— START —
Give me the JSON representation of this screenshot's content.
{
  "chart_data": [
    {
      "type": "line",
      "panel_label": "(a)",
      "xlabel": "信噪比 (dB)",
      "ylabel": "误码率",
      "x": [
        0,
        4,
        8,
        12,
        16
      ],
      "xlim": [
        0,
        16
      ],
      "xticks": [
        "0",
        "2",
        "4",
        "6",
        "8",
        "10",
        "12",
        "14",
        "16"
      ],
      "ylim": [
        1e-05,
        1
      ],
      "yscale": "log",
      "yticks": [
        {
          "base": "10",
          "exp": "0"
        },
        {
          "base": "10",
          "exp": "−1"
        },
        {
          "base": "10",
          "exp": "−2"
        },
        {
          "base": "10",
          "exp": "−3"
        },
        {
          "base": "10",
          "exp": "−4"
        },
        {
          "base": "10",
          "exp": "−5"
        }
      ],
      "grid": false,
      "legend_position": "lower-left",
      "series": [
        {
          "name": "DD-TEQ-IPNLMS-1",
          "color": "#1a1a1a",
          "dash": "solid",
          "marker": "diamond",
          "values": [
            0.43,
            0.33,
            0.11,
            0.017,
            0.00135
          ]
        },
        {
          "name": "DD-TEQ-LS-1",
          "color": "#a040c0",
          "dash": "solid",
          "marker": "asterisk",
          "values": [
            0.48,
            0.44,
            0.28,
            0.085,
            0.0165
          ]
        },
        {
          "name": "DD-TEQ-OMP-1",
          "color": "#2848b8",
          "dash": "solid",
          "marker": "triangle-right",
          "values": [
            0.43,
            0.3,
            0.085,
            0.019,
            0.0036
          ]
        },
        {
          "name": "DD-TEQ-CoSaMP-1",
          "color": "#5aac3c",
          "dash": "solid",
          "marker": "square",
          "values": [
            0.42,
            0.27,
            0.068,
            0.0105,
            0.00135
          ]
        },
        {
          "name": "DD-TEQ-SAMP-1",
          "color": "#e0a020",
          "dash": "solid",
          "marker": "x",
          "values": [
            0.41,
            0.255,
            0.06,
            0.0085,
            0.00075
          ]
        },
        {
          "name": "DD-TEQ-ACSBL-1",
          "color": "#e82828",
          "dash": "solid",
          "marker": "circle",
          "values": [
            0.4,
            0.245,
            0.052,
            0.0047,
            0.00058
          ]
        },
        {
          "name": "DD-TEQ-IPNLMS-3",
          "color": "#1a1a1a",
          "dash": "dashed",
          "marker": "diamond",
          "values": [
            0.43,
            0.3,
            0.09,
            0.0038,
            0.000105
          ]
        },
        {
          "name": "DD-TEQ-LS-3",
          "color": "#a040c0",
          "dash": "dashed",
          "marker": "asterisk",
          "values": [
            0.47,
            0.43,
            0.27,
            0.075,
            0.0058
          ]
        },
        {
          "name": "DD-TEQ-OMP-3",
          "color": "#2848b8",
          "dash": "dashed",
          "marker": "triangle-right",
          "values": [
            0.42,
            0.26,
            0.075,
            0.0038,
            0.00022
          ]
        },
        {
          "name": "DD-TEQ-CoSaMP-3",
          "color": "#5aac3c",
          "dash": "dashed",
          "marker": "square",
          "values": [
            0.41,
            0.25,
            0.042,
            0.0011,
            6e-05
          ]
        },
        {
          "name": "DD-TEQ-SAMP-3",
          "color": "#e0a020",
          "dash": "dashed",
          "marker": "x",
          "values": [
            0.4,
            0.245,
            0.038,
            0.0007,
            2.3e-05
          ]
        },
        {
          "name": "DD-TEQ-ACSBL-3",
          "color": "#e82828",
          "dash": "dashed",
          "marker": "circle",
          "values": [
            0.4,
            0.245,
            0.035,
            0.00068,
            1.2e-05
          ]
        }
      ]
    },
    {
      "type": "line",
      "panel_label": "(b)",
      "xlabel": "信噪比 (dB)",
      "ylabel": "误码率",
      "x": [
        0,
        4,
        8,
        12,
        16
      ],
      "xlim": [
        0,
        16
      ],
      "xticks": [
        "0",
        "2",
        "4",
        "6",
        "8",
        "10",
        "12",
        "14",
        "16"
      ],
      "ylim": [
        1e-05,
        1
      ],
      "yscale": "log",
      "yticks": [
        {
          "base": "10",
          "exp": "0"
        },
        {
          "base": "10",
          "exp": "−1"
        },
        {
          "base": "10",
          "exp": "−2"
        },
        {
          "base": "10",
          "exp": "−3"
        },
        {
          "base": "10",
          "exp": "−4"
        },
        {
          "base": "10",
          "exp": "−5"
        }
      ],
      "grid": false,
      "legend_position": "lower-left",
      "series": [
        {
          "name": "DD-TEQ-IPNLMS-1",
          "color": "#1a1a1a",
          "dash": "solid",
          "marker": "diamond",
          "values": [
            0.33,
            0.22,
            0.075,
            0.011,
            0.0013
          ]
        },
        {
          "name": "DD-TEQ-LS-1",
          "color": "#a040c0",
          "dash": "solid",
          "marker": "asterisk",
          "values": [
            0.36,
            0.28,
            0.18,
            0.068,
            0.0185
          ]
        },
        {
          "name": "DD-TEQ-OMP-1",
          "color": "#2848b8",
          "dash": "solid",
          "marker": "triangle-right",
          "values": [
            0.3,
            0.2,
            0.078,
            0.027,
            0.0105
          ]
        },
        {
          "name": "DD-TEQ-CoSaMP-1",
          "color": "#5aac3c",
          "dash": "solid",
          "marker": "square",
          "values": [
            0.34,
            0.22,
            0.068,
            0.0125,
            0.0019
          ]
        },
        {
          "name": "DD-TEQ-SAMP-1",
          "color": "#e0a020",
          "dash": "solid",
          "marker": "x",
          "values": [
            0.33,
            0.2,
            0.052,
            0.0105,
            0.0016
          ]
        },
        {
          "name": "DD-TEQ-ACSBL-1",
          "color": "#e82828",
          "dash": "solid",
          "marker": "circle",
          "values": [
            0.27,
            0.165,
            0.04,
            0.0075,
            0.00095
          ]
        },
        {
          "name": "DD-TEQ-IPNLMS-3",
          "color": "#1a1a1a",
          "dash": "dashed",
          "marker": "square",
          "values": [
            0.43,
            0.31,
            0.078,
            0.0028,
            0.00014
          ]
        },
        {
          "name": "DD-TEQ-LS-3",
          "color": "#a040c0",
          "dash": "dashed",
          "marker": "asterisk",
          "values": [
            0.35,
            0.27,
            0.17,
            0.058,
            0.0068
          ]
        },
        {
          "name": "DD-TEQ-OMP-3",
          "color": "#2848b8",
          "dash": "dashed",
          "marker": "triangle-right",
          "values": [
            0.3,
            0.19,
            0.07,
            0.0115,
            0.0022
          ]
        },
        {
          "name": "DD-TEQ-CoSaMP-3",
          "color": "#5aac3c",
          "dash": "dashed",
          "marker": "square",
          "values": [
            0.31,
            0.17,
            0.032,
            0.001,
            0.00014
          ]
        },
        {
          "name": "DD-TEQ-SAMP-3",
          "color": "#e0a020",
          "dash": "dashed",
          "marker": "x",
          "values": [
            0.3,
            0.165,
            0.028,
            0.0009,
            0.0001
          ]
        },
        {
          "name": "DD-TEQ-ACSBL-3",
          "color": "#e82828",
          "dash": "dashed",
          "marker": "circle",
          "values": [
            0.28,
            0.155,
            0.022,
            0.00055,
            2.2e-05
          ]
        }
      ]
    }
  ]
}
— END —
WRITTEN PROBLEM: Reproduce the full listing word for word.

EXERCISE RESULT:
Give me the JSON representation of this screenshot's content.
{
  "chart_data": [
    {
      "type": "line",
      "panel_label": "(a)",
      "xlabel": "信噪比 (dB)",
      "ylabel": "误码率",
      "x": [
        0,
        4,
        8,
        12,
        16
      ],
      "xlim": [
        0,
        16
      ],
      "xticks": [
        "0",
        "2",
        "4",
        "6",
        "8",
        "10",
        "12",
        "14",
        "16"
      ],
      "ylim": [
        1e-05,
        1
      ],
      "yscale": "log",
      "yticks": [
        {
          "base": "10",
          "exp": "0"
        },
        {
          "base": "10",
          "exp": "−1"
        },
        {
          "base": "10",
          "exp": "−2"
        },
        {
          "base": "10",
          "exp": "−3"
        },
        {
          "base": "10",
          "exp": "−4"
        },
        {
          "base": "10",
          "exp": "−5"
        }
      ],
      "grid": false,
      "legend_position": "lower-left",
      "series": [
        {
          "name": "DD-TEQ-IPNLMS-1",
          "color": "#1a1a1a",
          "dash": "solid",
          "marker": "diamond",
          "values": [
            0.43,
            0.33,
            0.11,
            0.017,
            0.00135
          ]
        },
        {
          "name": "DD-TEQ-LS-1",
          "color": "#a040c0",
          "dash": "solid",
          "marker": "asterisk",
          "values": [
            0.48,
            0.44,
            0.28,
            0.085,
            0.0165
          ]
        },
        {
          "name": "DD-TEQ-OMP-1",
          "color": "#2848b8",
          "dash": "solid",
          "marker": "triangle-right",
          "values": [
            0.43,
            0.3,
            0.085,
            0.019,
            0.0036
          ]
        },
        {
          "name": "DD-TEQ-CoSaMP-1",
          "color": "#5aac3c",
          "dash": "solid",
          "marker": "square",
          "values": [
            0.42,
            0.27,
            0.068,
            0.0105,
            0.00135
          ]
        },
        {
          "name": "DD-TEQ-SAMP-1",
          "color": "#e0a020",
          "dash": "solid",
          "marker": "x",
          "values": [
            0.41,
            0.255,
            0.06,
            0.0085,
            0.00075
          ]
        },
        {
          "name": "DD-TEQ-ACSBL-1",
          "color": "#e82828",
          "dash": "solid",
          "marker": "circle",
          "values": [
            0.4,
            0.245,
            0.052,
            0.0047,
            0.00058
          ]
        },
        {
          "name": "DD-TEQ-IPNLMS-3",
          "color": "#1a1a1a",
          "dash": "dashed",
          "marker": "diamond",
          "values": [
            0.43,
            0.3,
            0.09,
            0.0038,
            0.000105
          ]
        },
        {
          "name": "DD-TEQ-LS-3",
          "color": "#a040c0",
          "dash": "dashed",
          "marker": "asterisk",
          "values": [
            0.47,
            0.43,
            0.27,
            0.075,
            0.0058
          ]
        },
        {
          "name": "DD-TEQ-OMP-3",
          "color": "#2848b8",
          "dash": "dashed",
          "marker": "triangle-right",
          "values": [
            0.42,
            0.26,
            0.075,
            0.0038,
            0.00022
          ]
        },
        {
          "name": "DD-TEQ-CoSaMP-3",
          "color": "#5aac3c",
          "dash": "dashed",
          "marker": "square",
          "values": [
            0.41,
            0.25,
            0.042,
            0.0011,
            6e-05
          ]
        },
        {
          "name": "DD-TEQ-SAMP-3",
          "color": "#e0a020",
          "dash": "dashed",
          "marker": "x",
          "values": [
            0.4,
            0.245,
            0.038,
            0.0007,
            2.3e-05
          ]
        },
        {
          "name": "DD-TEQ-ACSBL-3",
          "color": "#e82828",
          "dash": "dashed",
          "marker": "circle",
          "values": [
            0.4,
            0.245,
            0.035,
            0.00068,
            1.2e-05
          ]
        }
      ]
    },
    {
      "type": "line",
      "panel_label": "(b)",
      "xlabel": "信噪比 (dB)",
      "ylabel": "误码率",
      "x": [
        0,
        4,
        8,
        12,
        16
      ],
      "xlim": [
        0,
        16
      ],
      "xticks": [
        "0",
        "2",
        "4",
        "6",
        "8",
        "10",
        "12",
        "14",
        "16"
      ],
      "ylim": [
        1e-05,
        1
      ],
      "yscale": "log",
      "yticks": [
        {
          "base": "10",
          "exp": "0"
        },
        {
          "base": "10",
          "exp": "−1"
        },
        {
          "base": "10",
          "exp": "−2"
        },
        {
          "base": "10",
          "exp": "−3"
        },
        {
          "base": "10",
          "exp": "−4"
        },
        {
          "base": "10",
          "exp": "−5"
        }
      ],
      "grid": false,
      "legend_position": "lower-left",
      "series": [
        {
          "name": "DD-TEQ-IPNLMS-1",
          "color": "#1a1a1a",
          "dash": "solid",
          "marker": "diamond",
          "values": [
            0.33,
            0.22,
            0.075,
            0.011,
            0.0013
          ]
        },
        {
          "name": "DD-TEQ-LS-1",
          "color": "#a040c0",
          "dash": "solid",
          "marker": "asterisk",
          "values": [
            0.36,
            0.28,
            0.18,
            0.068,
            0.0185
          ]
        },
        {
          "name": "DD-TEQ-OMP-1",
          "color": "#2848b8",
          "dash": "solid",
          "marker": "triangle-right",
          "values": [
            0.3,
            0.2,
            0.078,
            0.027,
            0.0105
          ]
        },
        {
          "name": "DD-TEQ-CoSaMP-1",
          "color": "#5aac3c",
          "dash": "solid",
          "marker": "square",
          "values": [
            0.34,
            0.22,
            0.068,
            0.0125,
            0.0019
          ]
        },
        {
          "name": "DD-TEQ-SAMP-1",
          "color": "#e0a020",
          "dash": "solid",
          "marker": "x",
          "values": [
            0.33,
            0.2,
            0.052,
            0.0105,
            0.0016
          ]
        },
        {
          "name": "DD-TEQ-ACSBL-1",
          "color": "#e82828",
          "dash": "solid",
          "marker": "circle",
          "values": [
            0.27,
            0.165,
            0.04,
            0.0075,
            0.00095
          ]
        },
        {
          "name": "DD-TEQ-IPNLMS-3",
          "color": "#1a1a1a",
          "dash": "dashed",
          "marker": "square",
          "values": [
            0.43,
            0.31,
            0.078,
            0.0028,
            0.00014
          ]
        },
        {
          "name": "DD-TEQ-LS-3",
          "color": "#a040c0",
          "dash": "dashed",
          "marker": "asterisk",
          "values": [
            0.35,
            0.27,
            0.17,
            0.058,
            0.0068
          ]
        },
        {
          "name": "DD-TEQ-OMP-3",
          "color": "#2848b8",
          "dash": "dashed",
          "marker": "triangle-right",
          "values": [
            0.3,
            0.19,
            0.07,
            0.0115,
            0.0022
          ]
        },
        {
          "name": "DD-TEQ-CoSaMP-3",
          "color": "#5aac3c",
          "dash": "dashed",
          "marker": "square",
          "values": [
            0.31,
            0.17,
            0.032,
            0.001,
            0.00014
          ]
        },
        {
          "name": "DD-TEQ-SAMP-3",
          "color": "#e0a020",
          "dash": "dashed",
          "marker": "x",
          "values": [
            0.3,
            0.165,
            0.028,
            0.0009,
            0.0001
          ]
        },
        {
          "name": "DD-TEQ-ACSBL-3",
          "color": "#e82828",
          "dash": "dashed",
          "marker": "circle",
          "values": [
            0.28,
            0.155,
            0.022,
            0.00055,
            2.2e-05
          ]
        }
      ]
    }
  ]
}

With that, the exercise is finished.